DO THIS:
Look through the material below. Copy each line that contains the string "decay".

-------- GIVEN DATA --------

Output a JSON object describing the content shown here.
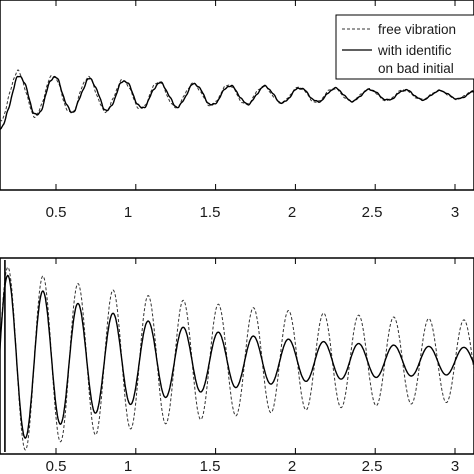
{
  "chart_data": [
    {
      "type": "line",
      "panel": "top",
      "xlim": [
        0,
        3.2
      ],
      "ylim": [
        -1.0,
        1.0
      ],
      "xticks": [
        "0.5",
        "1",
        "1.5",
        "2",
        "2.5",
        "3"
      ],
      "xtick_values": [
        0.5,
        1,
        1.5,
        2,
        2.5,
        3
      ],
      "grid": false,
      "legend_position": "top-right",
      "series": [
        {
          "name": "free vibration",
          "style": "dashed",
          "color": "#333333",
          "model": {
            "baseline": 0.0,
            "amplitude": 0.28,
            "decay": 0.62,
            "frequency_hz": 4.55,
            "phase": 0.35
          },
          "x_sample": [
            0.0,
            0.1,
            0.2,
            0.3,
            0.5,
            0.75,
            1.0,
            1.5,
            2.0,
            2.5,
            3.0,
            3.2
          ],
          "y_sample": [
            0.22,
            0.15,
            0.2,
            0.1,
            0.14,
            0.1,
            0.07,
            0.04,
            0.02,
            0.01,
            0.01,
            0.0
          ]
        },
        {
          "name": "with identification on bad initial",
          "style": "solid",
          "color": "#000000",
          "model": {
            "baseline": 0.0,
            "amplitude": 0.26,
            "decay": 0.6,
            "frequency_hz": 4.55,
            "phase": 0.1,
            "start_dip": -1.0
          },
          "x_sample": [
            0.0,
            0.05,
            0.1,
            0.2,
            0.3,
            0.5,
            0.75,
            1.0,
            1.5,
            2.0,
            2.5,
            3.0,
            3.2
          ],
          "y_sample": [
            -0.95,
            -0.55,
            -0.2,
            0.05,
            0.0,
            0.12,
            0.08,
            0.05,
            0.03,
            0.02,
            0.01,
            0.0,
            0.0
          ]
        }
      ]
    },
    {
      "type": "line",
      "panel": "bottom",
      "xlim": [
        0,
        3.2
      ],
      "ylim": [
        -1.0,
        1.0
      ],
      "xticks": [
        "0.5",
        "1",
        "1.5",
        "2",
        "2.5",
        "3"
      ],
      "xtick_values": [
        0.5,
        1,
        1.5,
        2,
        2.5,
        3
      ],
      "grid": false,
      "series": [
        {
          "name": "free vibration",
          "style": "dashed",
          "color": "#333333",
          "model": {
            "amplitude": 1.05,
            "decay": 0.72,
            "floor_amplitude": 0.34,
            "frequency_hz": 4.55,
            "phase": 0.6
          },
          "x_sample": [
            0.1,
            0.2,
            0.5,
            1.0,
            1.5,
            2.0,
            2.5,
            3.0,
            3.2
          ],
          "y_sample": [
            1.0,
            -0.9,
            0.75,
            0.55,
            0.45,
            0.38,
            0.35,
            0.34,
            0.34
          ]
        },
        {
          "name": "with identification on bad initial",
          "style": "solid",
          "color": "#000000",
          "model": {
            "amplitude": 1.05,
            "decay": 1.05,
            "floor_amplitude": 0.1,
            "frequency_hz": 4.55,
            "phase": 0.6
          },
          "x_sample": [
            0.1,
            0.2,
            0.5,
            1.0,
            1.5,
            2.0,
            2.5,
            3.0,
            3.2
          ],
          "y_sample": [
            1.0,
            -0.95,
            0.65,
            0.4,
            0.25,
            0.16,
            0.12,
            0.1,
            0.1
          ]
        }
      ]
    }
  ],
  "legend": {
    "entries": [
      {
        "text": "free vibration",
        "style": "dashed"
      },
      {
        "text": "with identific",
        "style": "solid"
      },
      {
        "text": "on bad initial",
        "style": "none"
      }
    ]
  }
}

--------

SOLUTION FOR THIS EXERCISE:
            "decay": 0.62,
            "decay": 0.6,
            "decay": 0.72,
            "decay": 1.05,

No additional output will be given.